Task statement: Extract the entries in their exact form.

Recorded information:
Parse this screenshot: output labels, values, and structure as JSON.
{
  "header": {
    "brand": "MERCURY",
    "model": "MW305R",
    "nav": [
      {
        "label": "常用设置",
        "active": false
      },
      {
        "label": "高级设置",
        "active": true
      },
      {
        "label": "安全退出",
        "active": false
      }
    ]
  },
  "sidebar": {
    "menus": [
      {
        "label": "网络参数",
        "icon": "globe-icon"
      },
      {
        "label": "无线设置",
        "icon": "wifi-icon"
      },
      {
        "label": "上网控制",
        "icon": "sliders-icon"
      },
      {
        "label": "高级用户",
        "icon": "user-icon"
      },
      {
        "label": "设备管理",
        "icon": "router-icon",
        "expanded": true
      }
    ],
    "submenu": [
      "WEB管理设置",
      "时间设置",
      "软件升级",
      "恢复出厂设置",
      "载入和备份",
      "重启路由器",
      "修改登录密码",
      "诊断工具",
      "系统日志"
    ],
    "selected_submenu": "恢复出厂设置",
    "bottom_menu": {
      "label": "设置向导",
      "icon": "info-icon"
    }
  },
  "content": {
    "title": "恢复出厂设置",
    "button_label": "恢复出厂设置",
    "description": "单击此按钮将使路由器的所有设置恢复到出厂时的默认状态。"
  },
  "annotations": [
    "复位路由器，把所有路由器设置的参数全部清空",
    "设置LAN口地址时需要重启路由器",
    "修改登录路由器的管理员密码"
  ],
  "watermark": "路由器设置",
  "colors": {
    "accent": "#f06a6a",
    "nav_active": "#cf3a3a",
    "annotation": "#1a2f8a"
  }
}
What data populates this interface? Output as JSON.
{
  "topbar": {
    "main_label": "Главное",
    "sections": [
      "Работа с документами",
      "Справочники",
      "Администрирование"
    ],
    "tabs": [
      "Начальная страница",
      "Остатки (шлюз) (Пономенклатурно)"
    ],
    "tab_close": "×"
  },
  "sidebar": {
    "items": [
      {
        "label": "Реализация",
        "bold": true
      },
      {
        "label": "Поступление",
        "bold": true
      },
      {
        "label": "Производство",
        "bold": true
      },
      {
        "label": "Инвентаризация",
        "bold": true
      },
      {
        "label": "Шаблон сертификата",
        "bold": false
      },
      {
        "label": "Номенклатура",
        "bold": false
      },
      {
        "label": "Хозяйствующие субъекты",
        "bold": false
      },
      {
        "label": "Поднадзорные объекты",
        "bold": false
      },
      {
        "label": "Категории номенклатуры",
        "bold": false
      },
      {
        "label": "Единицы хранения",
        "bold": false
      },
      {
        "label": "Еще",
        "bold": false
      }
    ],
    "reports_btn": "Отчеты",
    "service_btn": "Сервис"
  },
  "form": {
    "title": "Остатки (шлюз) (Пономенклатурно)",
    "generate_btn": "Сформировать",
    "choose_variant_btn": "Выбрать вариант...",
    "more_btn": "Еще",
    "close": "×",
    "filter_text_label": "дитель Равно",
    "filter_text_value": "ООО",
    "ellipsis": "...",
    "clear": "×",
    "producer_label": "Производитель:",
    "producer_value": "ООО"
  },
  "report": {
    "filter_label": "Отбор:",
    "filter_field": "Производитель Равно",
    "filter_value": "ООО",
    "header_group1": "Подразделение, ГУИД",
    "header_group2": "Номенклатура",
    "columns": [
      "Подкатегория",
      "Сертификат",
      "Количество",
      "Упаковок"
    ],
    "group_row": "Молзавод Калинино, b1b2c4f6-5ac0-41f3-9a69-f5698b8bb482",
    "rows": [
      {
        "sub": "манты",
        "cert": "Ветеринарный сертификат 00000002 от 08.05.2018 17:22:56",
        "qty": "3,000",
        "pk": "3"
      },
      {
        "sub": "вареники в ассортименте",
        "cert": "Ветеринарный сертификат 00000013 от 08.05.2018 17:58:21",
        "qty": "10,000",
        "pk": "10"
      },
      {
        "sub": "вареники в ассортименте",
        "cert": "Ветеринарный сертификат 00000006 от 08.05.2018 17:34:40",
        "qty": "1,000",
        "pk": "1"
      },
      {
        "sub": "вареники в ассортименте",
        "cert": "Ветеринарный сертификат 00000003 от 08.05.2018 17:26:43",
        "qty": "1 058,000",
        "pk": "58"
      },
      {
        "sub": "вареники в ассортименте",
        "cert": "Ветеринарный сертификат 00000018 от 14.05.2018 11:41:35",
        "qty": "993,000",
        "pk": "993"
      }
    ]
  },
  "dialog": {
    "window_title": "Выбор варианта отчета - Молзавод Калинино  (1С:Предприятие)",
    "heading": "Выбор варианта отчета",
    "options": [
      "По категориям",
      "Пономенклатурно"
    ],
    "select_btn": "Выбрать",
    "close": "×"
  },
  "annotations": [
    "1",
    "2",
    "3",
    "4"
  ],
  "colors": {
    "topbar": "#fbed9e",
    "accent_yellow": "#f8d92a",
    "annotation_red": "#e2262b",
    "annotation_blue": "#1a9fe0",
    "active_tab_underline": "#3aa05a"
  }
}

Task response:
Parse this screenshot: output labels, values, and structure as JSON.
{
  "header": {
    "brand": "MERCURY",
    "model": "MW305R",
    "nav": [
      {
        "label": "常用设置",
        "active": false
      },
      {
        "label": "高级设置",
        "active": true
      },
      {
        "label": "安全退出",
        "active": false
      }
    ]
  },
  "sidebar": {
    "menus": [
      {
        "label": "网络参数",
        "icon": "globe-icon"
      },
      {
        "label": "无线设置",
        "icon": "wifi-icon"
      },
      {
        "label": "上网控制",
        "icon": "sliders-icon"
      },
      {
        "label": "高级用户",
        "icon": "user-icon"
      },
      {
        "label": "设备管理",
        "icon": "router-icon",
        "expanded": true
      }
    ],
    "submenu": [
      "WEB管理设置",
      "时间设置",
      "软件升级",
      "恢复出厂设置",
      "载入和备份",
      "重启路由器",
      "修改登录密码",
      "诊断工具",
      "系统日志"
    ],
    "selected_submenu": "恢复出厂设置",
    "bottom_menu": {
      "label": "设置向导",
      "icon": "info-icon"
    }
  },
  "content": {
    "title": "恢复出厂设置",
    "button_label": "恢复出厂设置",
    "description": "单击此按钮将使路由器的所有设置恢复到出厂时的默认状态。"
  },
  "annotations": [
    "复位路由器，把所有路由器设置的参数全部清空",
    "设置LAN口地址时需要重启路由器",
    "修改登录路由器的管理员密码"
  ],
  "watermark": "路由器设置",
  "colors": {
    "accent": "#f06a6a",
    "nav_active": "#cf3a3a",
    "annotation": "#1a2f8a"
  }
}
What data populates this interface? Output as JSON.
{
  "topbar": {
    "main_label": "Главное",
    "sections": [
      "Работа с документами",
      "Справочники",
      "Администрирование"
    ],
    "tabs": [
      "Начальная страница",
      "Остатки (шлюз) (Пономенклатурно)"
    ],
    "tab_close": "×"
  },
  "sidebar": {
    "items": [
      {
        "label": "Реализация",
        "bold": true
      },
      {
        "label": "Поступление",
        "bold": true
      },
      {
        "label": "Производство",
        "bold": true
      },
      {
        "label": "Инвентаризация",
        "bold": true
      },
      {
        "label": "Шаблон сертификата",
        "bold": false
      },
      {
        "label": "Номенклатура",
        "bold": false
      },
      {
        "label": "Хозяйствующие субъекты",
        "bold": false
      },
      {
        "label": "Поднадзорные объекты",
        "bold": false
      },
      {
        "label": "Категории номенклатуры",
        "bold": false
      },
      {
        "label": "Единицы хранения",
        "bold": false
      },
      {
        "label": "Еще",
        "bold": false
      }
    ],
    "reports_btn": "Отчеты",
    "service_btn": "Сервис"
  },
  "form": {
    "title": "Остатки (шлюз) (Пономенклатурно)",
    "generate_btn": "Сформировать",
    "choose_variant_btn": "Выбрать вариант...",
    "more_btn": "Еще",
    "close": "×",
    "filter_text_label": "дитель Равно",
    "filter_text_value": "ООО",
    "ellipsis": "...",
    "clear": "×",
    "producer_label": "Производитель:",
    "producer_value": "ООО"
  },
  "report": {
    "filter_label": "Отбор:",
    "filter_field": "Производитель Равно",
    "filter_value": "ООО",
    "header_group1": "Подразделение, ГУИД",
    "header_group2": "Номенклатура",
    "columns": [
      "Подкатегория",
      "Сертификат",
      "Количество",
      "Упаковок"
    ],
    "group_row": "Молзавод Калинино, b1b2c4f6-5ac0-41f3-9a69-f5698b8bb482",
    "rows": [
      {
        "sub": "манты",
        "cert": "Ветеринарный сертификат 00000002 от 08.05.2018 17:22:56",
        "qty": "3,000",
        "pk": "3"
      },
      {
        "sub": "вареники в ассортименте",
        "cert": "Ветеринарный сертификат 00000013 от 08.05.2018 17:58:21",
        "qty": "10,000",
        "pk": "10"
      },
      {
        "sub": "вареники в ассортименте",
        "cert": "Ветеринарный сертификат 00000006 от 08.05.2018 17:34:40",
        "qty": "1,000",
        "pk": "1"
      },
      {
        "sub": "вареники в ассортименте",
        "cert": "Ветеринарный сертификат 00000003 от 08.05.2018 17:26:43",
        "qty": "1 058,000",
        "pk": "58"
      },
      {
        "sub": "вареники в ассортименте",
        "cert": "Ветеринарный сертификат 00000018 от 14.05.2018 11:41:35",
        "qty": "993,000",
        "pk": "993"
      }
    ]
  },
  "dialog": {
    "window_title": "Выбор варианта отчета - Молзавод Калинино  (1С:Предприятие)",
    "heading": "Выбор варианта отчета",
    "options": [
      "По категориям",
      "Пономенклатурно"
    ],
    "select_btn": "Выбрать",
    "close": "×"
  },
  "annotations": [
    "1",
    "2",
    "3",
    "4"
  ],
  "colors": {
    "topbar": "#fbed9e",
    "accent_yellow": "#f8d92a",
    "annotation_red": "#e2262b",
    "annotation_blue": "#1a9fe0",
    "active_tab_underline": "#3aa05a"
  }
}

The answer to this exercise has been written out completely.